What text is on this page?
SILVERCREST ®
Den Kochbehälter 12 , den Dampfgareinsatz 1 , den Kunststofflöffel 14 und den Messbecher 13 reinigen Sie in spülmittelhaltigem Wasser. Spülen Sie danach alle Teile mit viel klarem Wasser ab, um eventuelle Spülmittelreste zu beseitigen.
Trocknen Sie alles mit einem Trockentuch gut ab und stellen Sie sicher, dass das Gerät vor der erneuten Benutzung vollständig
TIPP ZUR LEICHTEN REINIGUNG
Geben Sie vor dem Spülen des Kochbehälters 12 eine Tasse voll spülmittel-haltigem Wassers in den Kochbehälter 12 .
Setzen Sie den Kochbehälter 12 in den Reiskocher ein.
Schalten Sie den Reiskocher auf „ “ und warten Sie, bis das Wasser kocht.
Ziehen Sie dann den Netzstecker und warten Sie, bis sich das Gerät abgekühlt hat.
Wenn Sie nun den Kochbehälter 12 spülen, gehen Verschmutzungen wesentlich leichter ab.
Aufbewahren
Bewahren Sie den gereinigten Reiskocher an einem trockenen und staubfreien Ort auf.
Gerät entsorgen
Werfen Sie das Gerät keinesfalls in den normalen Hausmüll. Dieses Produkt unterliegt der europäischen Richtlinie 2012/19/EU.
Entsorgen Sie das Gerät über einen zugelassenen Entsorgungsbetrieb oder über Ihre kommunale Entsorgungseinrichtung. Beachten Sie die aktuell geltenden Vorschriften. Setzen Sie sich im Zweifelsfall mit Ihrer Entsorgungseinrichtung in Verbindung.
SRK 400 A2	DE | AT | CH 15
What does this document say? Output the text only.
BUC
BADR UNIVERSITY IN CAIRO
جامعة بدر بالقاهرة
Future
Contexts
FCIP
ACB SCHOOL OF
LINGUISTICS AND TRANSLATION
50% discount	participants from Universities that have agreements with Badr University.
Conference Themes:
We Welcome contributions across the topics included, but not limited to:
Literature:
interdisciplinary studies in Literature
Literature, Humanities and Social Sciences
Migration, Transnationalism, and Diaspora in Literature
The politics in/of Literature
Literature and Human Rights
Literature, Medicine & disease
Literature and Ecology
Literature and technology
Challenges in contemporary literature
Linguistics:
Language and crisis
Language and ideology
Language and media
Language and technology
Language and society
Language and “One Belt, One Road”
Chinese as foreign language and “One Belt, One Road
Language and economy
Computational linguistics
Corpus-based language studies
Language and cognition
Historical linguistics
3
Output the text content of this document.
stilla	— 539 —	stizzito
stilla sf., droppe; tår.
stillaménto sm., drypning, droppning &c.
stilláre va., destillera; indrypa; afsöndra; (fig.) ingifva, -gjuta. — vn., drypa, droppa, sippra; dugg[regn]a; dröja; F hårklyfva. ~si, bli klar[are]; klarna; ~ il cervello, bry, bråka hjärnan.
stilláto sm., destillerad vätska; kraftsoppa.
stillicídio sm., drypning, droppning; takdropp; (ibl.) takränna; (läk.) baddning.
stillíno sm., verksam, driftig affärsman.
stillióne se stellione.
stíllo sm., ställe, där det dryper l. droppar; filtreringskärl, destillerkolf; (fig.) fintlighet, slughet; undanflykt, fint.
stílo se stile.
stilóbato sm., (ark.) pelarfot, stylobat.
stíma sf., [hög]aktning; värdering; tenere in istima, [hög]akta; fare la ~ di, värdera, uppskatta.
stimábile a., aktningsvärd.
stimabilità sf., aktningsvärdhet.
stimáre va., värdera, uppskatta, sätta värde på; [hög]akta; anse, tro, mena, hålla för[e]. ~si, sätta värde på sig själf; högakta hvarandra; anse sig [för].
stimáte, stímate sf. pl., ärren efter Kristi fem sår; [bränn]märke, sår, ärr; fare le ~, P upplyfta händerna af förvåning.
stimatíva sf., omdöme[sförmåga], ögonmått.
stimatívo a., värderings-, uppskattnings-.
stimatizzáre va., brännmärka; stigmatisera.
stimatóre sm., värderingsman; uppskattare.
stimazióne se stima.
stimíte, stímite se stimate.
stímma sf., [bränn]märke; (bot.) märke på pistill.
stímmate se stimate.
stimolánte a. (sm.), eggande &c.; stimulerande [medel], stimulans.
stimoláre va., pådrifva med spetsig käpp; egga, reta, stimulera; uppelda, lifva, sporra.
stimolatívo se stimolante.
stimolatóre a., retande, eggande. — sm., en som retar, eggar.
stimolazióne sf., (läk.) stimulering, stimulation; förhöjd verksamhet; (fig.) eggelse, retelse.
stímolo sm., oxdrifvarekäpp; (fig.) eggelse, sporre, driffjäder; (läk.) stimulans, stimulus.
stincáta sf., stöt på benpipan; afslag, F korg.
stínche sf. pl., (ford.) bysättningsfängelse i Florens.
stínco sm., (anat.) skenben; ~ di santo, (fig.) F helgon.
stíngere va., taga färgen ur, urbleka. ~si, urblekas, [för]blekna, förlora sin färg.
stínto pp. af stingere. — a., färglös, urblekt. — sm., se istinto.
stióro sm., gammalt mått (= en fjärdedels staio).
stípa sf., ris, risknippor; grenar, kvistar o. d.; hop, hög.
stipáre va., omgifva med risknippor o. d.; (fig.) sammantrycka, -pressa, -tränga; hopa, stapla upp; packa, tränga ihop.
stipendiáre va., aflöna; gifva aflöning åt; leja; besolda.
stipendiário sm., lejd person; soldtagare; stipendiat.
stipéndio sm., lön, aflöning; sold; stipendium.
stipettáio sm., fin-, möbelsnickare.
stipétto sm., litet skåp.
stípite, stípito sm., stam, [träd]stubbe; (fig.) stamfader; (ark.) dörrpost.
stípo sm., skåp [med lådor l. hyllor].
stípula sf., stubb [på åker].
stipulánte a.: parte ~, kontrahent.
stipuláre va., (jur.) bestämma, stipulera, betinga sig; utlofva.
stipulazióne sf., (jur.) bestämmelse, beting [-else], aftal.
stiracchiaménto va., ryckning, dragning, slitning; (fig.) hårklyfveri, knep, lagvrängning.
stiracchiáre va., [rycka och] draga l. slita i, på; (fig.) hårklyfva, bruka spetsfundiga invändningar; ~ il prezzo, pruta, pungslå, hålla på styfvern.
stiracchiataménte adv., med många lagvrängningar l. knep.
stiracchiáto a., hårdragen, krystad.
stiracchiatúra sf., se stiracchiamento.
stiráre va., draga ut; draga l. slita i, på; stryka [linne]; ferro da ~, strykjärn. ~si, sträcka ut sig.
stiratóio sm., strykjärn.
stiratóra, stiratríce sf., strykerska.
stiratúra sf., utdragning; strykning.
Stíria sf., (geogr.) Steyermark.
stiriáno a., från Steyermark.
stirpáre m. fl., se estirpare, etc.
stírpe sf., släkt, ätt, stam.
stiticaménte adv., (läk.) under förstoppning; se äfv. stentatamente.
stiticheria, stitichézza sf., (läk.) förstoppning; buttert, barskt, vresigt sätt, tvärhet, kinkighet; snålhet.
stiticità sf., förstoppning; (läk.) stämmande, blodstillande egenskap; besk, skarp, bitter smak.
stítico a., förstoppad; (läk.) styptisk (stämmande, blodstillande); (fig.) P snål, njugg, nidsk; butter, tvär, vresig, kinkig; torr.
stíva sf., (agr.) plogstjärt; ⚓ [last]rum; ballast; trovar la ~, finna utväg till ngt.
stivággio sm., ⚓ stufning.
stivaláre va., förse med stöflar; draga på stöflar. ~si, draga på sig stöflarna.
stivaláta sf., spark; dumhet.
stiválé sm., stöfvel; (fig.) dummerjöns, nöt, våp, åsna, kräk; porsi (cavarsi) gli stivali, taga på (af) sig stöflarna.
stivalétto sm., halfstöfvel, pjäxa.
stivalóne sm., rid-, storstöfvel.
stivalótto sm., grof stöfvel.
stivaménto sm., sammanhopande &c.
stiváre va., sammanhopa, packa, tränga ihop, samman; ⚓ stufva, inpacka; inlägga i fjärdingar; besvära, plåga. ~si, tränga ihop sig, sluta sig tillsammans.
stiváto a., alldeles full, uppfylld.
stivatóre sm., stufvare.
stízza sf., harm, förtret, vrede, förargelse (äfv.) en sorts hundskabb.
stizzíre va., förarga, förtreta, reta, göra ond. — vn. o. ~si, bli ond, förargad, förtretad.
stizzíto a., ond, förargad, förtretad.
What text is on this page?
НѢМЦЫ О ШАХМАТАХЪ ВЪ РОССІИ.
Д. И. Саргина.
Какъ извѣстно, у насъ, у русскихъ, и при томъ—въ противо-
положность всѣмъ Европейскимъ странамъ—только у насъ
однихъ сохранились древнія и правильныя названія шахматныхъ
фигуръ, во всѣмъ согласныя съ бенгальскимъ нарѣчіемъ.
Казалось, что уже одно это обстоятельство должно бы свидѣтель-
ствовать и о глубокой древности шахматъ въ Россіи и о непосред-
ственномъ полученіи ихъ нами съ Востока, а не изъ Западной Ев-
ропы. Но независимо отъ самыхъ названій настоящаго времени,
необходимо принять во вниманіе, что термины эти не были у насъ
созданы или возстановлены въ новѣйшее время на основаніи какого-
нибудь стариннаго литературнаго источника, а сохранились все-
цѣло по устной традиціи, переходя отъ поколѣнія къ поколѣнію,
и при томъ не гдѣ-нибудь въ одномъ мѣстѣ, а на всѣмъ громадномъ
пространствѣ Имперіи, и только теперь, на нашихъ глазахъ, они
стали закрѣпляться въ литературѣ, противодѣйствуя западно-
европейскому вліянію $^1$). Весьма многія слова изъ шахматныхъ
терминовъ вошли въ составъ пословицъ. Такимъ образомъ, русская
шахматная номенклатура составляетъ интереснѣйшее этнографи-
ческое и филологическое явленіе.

▶ SET TASK: Each line above that holds the string "slita" should be copied and shown.

▶ EXPECTED ANSWER:
stiracchiáre va., [rycka och] draga l. slita i, på; (fig.) hårklyfva, bruka spetsfundiga invändningar; ~ il prezzo, pruta, pungslå, hålla på styfvern.
stiráre va., draga ut; draga l. slita i, på; stryka [linne]; ferro da ~, strykjärn. ~si, sträcka ut sig.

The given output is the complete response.